[Records from a data source]
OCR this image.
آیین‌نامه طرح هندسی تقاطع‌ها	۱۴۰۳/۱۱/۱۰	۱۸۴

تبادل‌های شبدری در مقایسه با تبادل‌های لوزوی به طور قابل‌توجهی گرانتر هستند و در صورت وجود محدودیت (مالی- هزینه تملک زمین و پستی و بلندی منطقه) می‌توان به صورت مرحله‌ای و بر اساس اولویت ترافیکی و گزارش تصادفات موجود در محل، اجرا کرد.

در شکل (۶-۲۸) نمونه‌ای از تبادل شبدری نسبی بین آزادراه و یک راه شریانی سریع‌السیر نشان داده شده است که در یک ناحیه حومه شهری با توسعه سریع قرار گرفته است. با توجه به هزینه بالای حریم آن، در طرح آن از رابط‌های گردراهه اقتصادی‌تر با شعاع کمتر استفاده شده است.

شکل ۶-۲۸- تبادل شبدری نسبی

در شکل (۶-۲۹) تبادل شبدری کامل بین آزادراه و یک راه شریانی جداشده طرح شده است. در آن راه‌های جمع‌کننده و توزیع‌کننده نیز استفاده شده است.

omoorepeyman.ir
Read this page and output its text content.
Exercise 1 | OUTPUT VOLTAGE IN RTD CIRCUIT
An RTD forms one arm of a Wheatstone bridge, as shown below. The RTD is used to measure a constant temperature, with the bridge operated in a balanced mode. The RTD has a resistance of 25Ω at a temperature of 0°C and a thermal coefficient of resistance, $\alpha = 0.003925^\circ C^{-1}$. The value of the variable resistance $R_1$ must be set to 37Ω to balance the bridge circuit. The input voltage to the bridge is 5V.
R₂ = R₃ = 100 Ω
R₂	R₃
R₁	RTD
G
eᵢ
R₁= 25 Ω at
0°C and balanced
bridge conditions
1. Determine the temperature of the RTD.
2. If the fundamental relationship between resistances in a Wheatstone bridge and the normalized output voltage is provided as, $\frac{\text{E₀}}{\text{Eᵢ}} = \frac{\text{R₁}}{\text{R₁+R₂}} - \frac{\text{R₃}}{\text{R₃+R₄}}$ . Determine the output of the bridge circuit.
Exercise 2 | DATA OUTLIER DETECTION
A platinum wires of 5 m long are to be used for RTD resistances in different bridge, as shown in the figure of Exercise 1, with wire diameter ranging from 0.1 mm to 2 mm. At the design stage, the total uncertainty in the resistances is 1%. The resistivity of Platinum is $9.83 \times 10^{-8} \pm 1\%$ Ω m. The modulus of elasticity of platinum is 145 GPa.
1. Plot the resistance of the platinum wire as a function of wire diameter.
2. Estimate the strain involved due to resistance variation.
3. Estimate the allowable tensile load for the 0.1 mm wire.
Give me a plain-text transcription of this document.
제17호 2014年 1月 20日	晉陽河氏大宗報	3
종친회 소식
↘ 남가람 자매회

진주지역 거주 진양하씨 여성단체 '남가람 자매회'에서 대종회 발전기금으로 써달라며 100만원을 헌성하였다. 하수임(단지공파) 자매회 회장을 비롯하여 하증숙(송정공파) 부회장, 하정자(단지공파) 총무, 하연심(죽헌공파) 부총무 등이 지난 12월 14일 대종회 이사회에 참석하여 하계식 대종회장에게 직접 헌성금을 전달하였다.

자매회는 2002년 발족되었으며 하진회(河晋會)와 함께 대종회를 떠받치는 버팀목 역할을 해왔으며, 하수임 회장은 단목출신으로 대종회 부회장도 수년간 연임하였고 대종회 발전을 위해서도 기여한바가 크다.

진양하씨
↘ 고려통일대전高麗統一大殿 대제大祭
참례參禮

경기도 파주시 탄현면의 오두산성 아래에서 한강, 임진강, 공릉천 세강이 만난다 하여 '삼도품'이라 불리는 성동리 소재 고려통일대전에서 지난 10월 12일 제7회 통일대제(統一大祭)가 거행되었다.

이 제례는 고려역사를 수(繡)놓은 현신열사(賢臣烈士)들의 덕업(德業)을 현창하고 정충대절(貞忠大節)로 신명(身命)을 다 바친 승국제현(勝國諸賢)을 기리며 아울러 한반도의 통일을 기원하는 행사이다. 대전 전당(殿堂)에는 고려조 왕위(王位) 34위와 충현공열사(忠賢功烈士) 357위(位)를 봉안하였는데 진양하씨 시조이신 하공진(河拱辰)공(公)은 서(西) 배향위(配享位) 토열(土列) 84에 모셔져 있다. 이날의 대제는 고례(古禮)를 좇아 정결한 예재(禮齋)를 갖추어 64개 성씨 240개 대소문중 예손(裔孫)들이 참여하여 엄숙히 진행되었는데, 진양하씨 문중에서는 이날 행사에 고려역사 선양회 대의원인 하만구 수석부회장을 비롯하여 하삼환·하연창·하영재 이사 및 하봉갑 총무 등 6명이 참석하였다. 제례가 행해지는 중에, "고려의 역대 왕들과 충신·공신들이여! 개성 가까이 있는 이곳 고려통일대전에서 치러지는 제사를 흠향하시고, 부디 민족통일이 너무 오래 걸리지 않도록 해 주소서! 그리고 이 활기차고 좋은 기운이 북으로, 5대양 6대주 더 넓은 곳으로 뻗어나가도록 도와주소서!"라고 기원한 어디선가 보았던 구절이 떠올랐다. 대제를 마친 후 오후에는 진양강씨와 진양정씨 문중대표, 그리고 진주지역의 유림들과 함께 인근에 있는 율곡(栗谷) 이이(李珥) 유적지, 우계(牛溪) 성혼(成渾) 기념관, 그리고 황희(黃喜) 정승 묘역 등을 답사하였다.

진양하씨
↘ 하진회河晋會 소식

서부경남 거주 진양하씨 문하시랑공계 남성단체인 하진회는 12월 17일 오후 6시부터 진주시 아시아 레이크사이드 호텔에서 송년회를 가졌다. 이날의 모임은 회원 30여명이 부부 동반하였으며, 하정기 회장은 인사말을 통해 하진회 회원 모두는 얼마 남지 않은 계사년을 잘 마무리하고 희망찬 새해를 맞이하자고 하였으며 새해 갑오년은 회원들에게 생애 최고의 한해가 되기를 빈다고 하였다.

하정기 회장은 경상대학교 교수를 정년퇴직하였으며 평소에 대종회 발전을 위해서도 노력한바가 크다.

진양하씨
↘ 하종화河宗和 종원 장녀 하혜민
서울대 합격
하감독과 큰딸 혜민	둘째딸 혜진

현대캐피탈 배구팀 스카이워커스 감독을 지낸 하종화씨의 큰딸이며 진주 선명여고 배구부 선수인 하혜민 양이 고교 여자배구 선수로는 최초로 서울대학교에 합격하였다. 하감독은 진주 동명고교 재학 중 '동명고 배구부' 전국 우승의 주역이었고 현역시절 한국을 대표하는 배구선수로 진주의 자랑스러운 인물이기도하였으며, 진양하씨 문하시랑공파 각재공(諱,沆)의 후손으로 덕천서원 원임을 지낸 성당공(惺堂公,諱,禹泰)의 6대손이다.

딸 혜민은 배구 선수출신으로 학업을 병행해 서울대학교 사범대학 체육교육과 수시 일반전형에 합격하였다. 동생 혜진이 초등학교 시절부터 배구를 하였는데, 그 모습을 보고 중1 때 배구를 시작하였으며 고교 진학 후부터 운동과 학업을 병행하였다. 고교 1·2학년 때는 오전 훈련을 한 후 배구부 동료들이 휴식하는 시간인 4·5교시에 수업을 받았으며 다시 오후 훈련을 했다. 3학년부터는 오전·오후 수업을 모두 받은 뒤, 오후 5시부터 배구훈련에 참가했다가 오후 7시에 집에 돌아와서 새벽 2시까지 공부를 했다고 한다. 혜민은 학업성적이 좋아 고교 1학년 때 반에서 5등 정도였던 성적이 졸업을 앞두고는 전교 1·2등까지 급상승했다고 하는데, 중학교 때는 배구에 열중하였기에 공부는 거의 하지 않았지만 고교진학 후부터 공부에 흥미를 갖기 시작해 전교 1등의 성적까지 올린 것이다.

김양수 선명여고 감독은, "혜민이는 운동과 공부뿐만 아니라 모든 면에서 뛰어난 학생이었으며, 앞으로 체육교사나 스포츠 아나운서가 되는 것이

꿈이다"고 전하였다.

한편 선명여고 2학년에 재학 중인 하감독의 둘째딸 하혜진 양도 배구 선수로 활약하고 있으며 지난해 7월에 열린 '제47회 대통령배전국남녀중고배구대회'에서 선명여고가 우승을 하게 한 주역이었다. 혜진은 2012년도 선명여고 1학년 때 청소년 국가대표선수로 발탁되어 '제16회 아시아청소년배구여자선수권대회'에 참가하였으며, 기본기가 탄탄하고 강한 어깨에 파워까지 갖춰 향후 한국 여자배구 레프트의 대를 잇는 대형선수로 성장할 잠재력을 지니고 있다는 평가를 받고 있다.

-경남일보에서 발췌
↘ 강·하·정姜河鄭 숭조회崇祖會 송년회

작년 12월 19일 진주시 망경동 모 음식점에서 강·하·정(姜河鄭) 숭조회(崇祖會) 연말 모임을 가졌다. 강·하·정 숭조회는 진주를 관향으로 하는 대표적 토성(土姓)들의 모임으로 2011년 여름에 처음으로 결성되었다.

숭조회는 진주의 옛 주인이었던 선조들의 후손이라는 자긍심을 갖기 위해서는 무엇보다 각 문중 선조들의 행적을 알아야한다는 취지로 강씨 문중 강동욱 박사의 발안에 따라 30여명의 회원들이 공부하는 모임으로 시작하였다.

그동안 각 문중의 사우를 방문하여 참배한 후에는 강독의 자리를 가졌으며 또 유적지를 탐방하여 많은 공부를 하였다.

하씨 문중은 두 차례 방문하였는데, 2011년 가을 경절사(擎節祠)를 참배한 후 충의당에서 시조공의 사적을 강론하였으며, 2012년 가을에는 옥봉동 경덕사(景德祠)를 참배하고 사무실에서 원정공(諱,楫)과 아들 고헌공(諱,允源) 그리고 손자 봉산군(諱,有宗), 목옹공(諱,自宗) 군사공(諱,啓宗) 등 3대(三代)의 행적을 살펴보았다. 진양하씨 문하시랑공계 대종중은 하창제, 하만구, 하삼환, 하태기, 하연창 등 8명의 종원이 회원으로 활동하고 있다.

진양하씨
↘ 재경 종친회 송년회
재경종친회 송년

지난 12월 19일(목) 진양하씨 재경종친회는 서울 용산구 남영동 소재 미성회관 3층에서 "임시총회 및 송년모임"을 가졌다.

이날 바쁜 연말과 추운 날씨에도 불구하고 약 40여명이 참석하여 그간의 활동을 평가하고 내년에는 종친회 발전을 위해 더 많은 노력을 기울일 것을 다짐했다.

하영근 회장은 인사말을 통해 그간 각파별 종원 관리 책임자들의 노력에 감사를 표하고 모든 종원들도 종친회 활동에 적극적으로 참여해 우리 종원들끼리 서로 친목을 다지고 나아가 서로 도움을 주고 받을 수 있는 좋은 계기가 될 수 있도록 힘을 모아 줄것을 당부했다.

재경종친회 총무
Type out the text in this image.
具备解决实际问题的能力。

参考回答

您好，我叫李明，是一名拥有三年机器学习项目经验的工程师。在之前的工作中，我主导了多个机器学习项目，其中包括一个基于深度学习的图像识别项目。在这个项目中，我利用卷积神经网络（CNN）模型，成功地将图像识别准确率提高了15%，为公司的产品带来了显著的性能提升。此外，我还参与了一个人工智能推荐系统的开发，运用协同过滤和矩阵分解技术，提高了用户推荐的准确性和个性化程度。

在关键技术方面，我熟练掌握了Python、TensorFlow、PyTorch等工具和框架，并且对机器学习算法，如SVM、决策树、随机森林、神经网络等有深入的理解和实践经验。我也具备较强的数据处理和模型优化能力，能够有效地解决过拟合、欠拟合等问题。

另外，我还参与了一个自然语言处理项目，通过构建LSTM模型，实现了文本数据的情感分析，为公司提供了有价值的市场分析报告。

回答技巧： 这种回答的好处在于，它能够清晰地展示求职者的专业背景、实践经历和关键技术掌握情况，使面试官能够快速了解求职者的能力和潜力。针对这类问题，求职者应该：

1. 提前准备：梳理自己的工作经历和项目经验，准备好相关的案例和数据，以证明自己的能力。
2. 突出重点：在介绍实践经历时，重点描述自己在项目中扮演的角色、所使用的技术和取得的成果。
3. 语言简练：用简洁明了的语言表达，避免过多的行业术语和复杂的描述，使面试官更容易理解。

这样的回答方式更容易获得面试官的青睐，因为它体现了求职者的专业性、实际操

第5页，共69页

* [Given problem]:
Pull out every line of the entries that includes the word "비롯하여".

* [Result for this exercise]:
진주지역 거주 진양하씨 여성단체 '남가람 자매회'에서 대종회 발전기금으로 써달라며 100만원을 헌성하였다. 하수임(단지공파) 자매회 회장을 비롯하여 하증숙(송정공파) 부회장, 하정자(단지공파) 총무, 하연심(죽헌공파) 부총무 등이 지난 12월 14일 대종회 이사회에 참석하여 하계식 대종회장에게 직접 헌성금을 전달하였다.
이 제례는 고려역사를 수(繡)놓은 현신열사(賢臣烈士)들의 덕업(德業)을 현창하고 정충대절(貞忠大節)로 신명(身命)을 다 바친 승국제현(勝國諸賢)을 기리며 아울러 한반도의 통일을 기원하는 행사이다. 대전 전당(殿堂)에는 고려조 왕위(王位) 34위와 충현공열사(忠賢功烈士) 357위(位)를 봉안하였는데 진양하씨 시조이신 하공진(河拱辰)공(公)은 서(西) 배향위(配享位) 토열(土列) 84에 모셔져 있다. 이날의 대제는 고례(古禮)를 좇아 정결한 예재(禮齋)를 갖추어 64개 성씨 240개 대소문중 예손(裔孫)들이 참여하여 엄숙히 진행되었는데, 진양하씨 문중에서는 이날 행사에 고려역사 선양회 대의원인 하만구 수석부회장을 비롯하여 하삼환·하연창·하영재 이사 및 하봉갑 총무 등 6명이 참석하였다. 제례가 행해지는 중에, "고려의 역대 왕들과 충신·공신들이여! 개성 가까이 있는 이곳 고려통일대전에서 치러지는 제사를 흠향하시고, 부디 민족통일이 너무 오래 걸리지 않도록 해 주소서! 그리고 이 활기차고 좋은 기운이 북으로, 5대양 6대주 더 넓은 곳으로 뻗어나가도록 도와주소서!"라고 기원한 어디선가 보았던 구절이 떠올랐다. 대제를 마친 후 오후에는 진양강씨와 진양정씨 문중대표, 그리고 진주지역의 유림들과 함께 인근에 있는 율곡(栗谷) 이이(李珥) 유적지, 우계(牛溪) 성혼(成渾) 기념관, 그리고 황희(黃喜) 정승 묘역 등을 답사하였다.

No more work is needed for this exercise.